INSTRUÇÃO ESCRITA: Dê continuidade à reportagem abaixo sobre as declarações da corregedora Eliana Calmon, começando logo após a última frase apresentada.

DOCUMENTO:
== == ==

Depois de denunciar a existência de “bandidos
de toga” no Judiciário, corregedora nacional de Justiça, Eliana Calmon, agora
acusa entidades da magistratura de corporativismo e de repasse de informações
“mentirosas” para a imprensa
Ao deixar a entrevista coletiva de cerca de uma hora que concedeu no final da manhã desta quinta-feira (22), a corregedora nacional de Justiça, ministra Eliana Calmon, recebeu de um assessor um telefone celular com alguém à sua espera. Ao iniciar a conversa com o interlocutor não identificado, Eliana resumiu em uma frase o clima de animosidade que se instalou na magistratura. “Isso tudo é confusão das entidades”, disse, referindo-se à Associação dos Magistrados Brasileiros (AMB), à Associação dos Juízes Federais do Brasil (Ajufe) e à Associação Nacional dos Magistrados do Trabalho (Anamatra), descontentes com a atuação do Conselho Nacional de Justiça (CNJ) em relação às movimentações financeiras do Judiciário.
Pouco antes da ligação telefônica, Eliana disse
acreditar que as informações sobre benefícios supostamente indevidos recebidos
por ministros do Supremo Tribunal Federal (STF), incluindo o próprio presidente
da corte, Cezar Peluso, vinham sendo plantadas pelas associações na imprensa, em
ação de viés corporativista e com o objetivo de desautorizar seu trabalho à
frente da corregedoria, órgão criado pela reforma do Judiciário (Emenda
Constitucional nº 45/2004) com a função de preservar, entre outras funções, a
lisura nas entranhas do poder. Obrigada a interromper seu recesso para explicar
o que tem sido noticiado na imprensa em nível nacional, Eliana negou que as
investigações do CNJ tenham extrapolado suas prerrogativas legais.

== == ==

MATERIAL:
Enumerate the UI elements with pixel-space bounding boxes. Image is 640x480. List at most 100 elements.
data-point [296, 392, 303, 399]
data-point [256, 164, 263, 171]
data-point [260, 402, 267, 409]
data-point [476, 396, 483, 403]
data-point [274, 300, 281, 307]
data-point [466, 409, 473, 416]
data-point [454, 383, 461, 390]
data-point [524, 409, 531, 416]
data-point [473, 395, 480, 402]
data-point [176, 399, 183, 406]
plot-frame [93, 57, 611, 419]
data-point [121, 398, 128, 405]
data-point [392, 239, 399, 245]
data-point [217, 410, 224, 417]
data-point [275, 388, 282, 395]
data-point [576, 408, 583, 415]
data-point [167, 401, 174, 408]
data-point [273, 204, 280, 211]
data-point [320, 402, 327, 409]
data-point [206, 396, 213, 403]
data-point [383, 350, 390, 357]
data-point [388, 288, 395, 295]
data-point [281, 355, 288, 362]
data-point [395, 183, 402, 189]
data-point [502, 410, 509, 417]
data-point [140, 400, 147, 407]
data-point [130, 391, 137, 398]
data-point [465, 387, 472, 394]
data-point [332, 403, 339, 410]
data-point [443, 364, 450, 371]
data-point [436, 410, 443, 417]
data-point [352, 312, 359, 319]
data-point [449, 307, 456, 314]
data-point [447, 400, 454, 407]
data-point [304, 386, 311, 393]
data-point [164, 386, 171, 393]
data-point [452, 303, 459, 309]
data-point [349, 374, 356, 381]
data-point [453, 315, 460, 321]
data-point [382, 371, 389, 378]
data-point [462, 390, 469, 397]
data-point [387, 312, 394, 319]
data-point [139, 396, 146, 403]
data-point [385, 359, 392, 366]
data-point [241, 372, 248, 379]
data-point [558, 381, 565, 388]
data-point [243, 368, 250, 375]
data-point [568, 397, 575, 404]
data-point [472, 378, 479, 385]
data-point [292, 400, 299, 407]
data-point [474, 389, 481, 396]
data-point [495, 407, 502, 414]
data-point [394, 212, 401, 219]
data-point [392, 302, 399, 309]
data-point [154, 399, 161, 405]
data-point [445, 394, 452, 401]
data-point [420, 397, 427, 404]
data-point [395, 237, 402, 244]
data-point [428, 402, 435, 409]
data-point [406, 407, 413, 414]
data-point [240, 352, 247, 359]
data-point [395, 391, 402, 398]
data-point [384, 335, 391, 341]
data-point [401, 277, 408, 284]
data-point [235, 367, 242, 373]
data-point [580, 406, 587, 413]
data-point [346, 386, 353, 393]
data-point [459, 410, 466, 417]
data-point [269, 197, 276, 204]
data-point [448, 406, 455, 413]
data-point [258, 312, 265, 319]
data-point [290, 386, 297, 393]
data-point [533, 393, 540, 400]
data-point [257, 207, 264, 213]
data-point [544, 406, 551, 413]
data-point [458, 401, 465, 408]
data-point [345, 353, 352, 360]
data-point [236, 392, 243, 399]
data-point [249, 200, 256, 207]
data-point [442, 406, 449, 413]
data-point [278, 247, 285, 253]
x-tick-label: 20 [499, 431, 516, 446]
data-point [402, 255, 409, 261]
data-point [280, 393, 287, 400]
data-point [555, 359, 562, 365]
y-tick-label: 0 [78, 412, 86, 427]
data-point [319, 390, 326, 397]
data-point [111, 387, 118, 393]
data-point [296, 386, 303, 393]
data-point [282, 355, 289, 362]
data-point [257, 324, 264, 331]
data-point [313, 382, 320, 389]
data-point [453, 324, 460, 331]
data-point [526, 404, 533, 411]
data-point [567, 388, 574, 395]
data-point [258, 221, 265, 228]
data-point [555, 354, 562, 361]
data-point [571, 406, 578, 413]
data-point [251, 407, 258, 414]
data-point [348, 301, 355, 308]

== == ==

RESPOSTA DO EXERCÍCIO:
“Não houve quebra de sigilo, muito menos
devassa fiscal ou vazamento de informações sigilosas. O que tem sido feito é um
trabalho pelos órgãos de controle administrativo”, declarou Eliana, em um dos
corredores do CNJ, explicando que não teve acesso a valores extraídos por órgãos
parceiros, como o Controle Integrado Administrativo e Financeiro (Ciaf), a
respeito de movimentações financeiras de magistrados e gestão do dinheiro
público no âmbito de tribunais Brasil afora. “Eu soube [dos valores] pelos
jornais. As informações que eu tenho são de natureza formal, fornecidas pelos
técnicos dos órgãos de controle, que ainda estão cruzando os dados.”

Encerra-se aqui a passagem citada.